Copy the lines holding the word "color", all of them.

-- START SUPPLIED ENTRIES --

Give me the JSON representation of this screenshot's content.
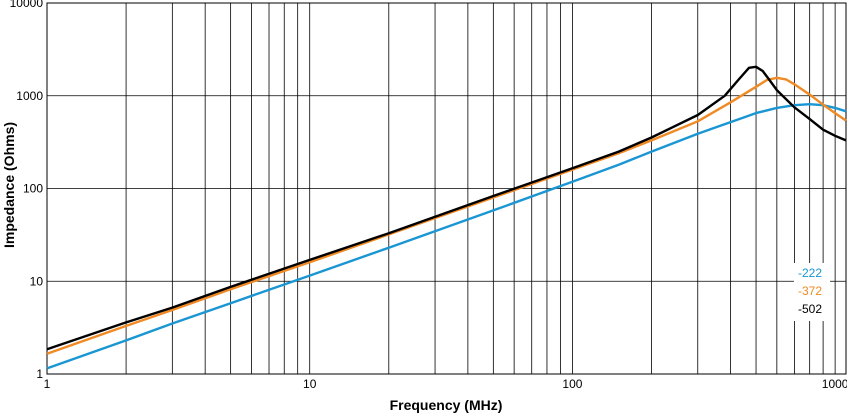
{
  "chart_data": {
    "type": "line",
    "xlabel": "Frequency (MHz)",
    "ylabel": "Impedance (Ohms)",
    "xscale": "log",
    "yscale": "log",
    "xlim": [
      1,
      1100
    ],
    "ylim": [
      1,
      10000
    ],
    "grid": true,
    "legend_position": "right",
    "x_ticks": [
      {
        "value": 1,
        "label": "1"
      },
      {
        "value": 10,
        "label": "10"
      },
      {
        "value": 100,
        "label": "100"
      },
      {
        "value": 1000,
        "label": "1000"
      }
    ],
    "y_ticks": [
      {
        "value": 1,
        "label": "1"
      },
      {
        "value": 10,
        "label": "10"
      },
      {
        "value": 100,
        "label": "100"
      },
      {
        "value": 1000,
        "label": "1000"
      },
      {
        "value": 10000,
        "label": "10000"
      }
    ],
    "series": [
      {
        "name": "-222",
        "color": "#1a96d4",
        "points": [
          [
            1,
            1.15
          ],
          [
            2,
            2.3
          ],
          [
            3,
            3.5
          ],
          [
            5,
            5.8
          ],
          [
            10,
            11.5
          ],
          [
            20,
            23
          ],
          [
            50,
            58
          ],
          [
            100,
            118
          ],
          [
            150,
            180
          ],
          [
            200,
            250
          ],
          [
            300,
            390
          ],
          [
            400,
            520
          ],
          [
            500,
            650
          ],
          [
            600,
            740
          ],
          [
            700,
            790
          ],
          [
            800,
            810
          ],
          [
            900,
            790
          ],
          [
            1000,
            740
          ],
          [
            1100,
            680
          ]
        ]
      },
      {
        "name": "-372",
        "color": "#f08a24",
        "points": [
          [
            1,
            1.65
          ],
          [
            2,
            3.3
          ],
          [
            3,
            4.9
          ],
          [
            5,
            8.2
          ],
          [
            10,
            16
          ],
          [
            20,
            32
          ],
          [
            50,
            80
          ],
          [
            100,
            160
          ],
          [
            150,
            240
          ],
          [
            200,
            330
          ],
          [
            300,
            530
          ],
          [
            400,
            850
          ],
          [
            500,
            1250
          ],
          [
            550,
            1480
          ],
          [
            600,
            1560
          ],
          [
            650,
            1500
          ],
          [
            700,
            1330
          ],
          [
            800,
            1030
          ],
          [
            900,
            800
          ],
          [
            1000,
            650
          ],
          [
            1100,
            540
          ]
        ]
      },
      {
        "name": "-502",
        "color": "#000000",
        "points": [
          [
            1,
            1.85
          ],
          [
            2,
            3.6
          ],
          [
            3,
            5.2
          ],
          [
            5,
            8.7
          ],
          [
            10,
            17
          ],
          [
            20,
            33
          ],
          [
            50,
            83
          ],
          [
            100,
            165
          ],
          [
            150,
            250
          ],
          [
            200,
            355
          ],
          [
            300,
            620
          ],
          [
            380,
            1000
          ],
          [
            430,
            1500
          ],
          [
            470,
            2000
          ],
          [
            500,
            2050
          ],
          [
            530,
            1850
          ],
          [
            560,
            1500
          ],
          [
            600,
            1150
          ],
          [
            700,
            750
          ],
          [
            800,
            560
          ],
          [
            900,
            430
          ],
          [
            1000,
            370
          ],
          [
            1100,
            330
          ]
        ]
      }
    ]
  }
}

-- END SUPPLIED ENTRIES --

RESULT:
        "color": "#1a96d4",
        "color": "#f08a24",
        "color": "#000000",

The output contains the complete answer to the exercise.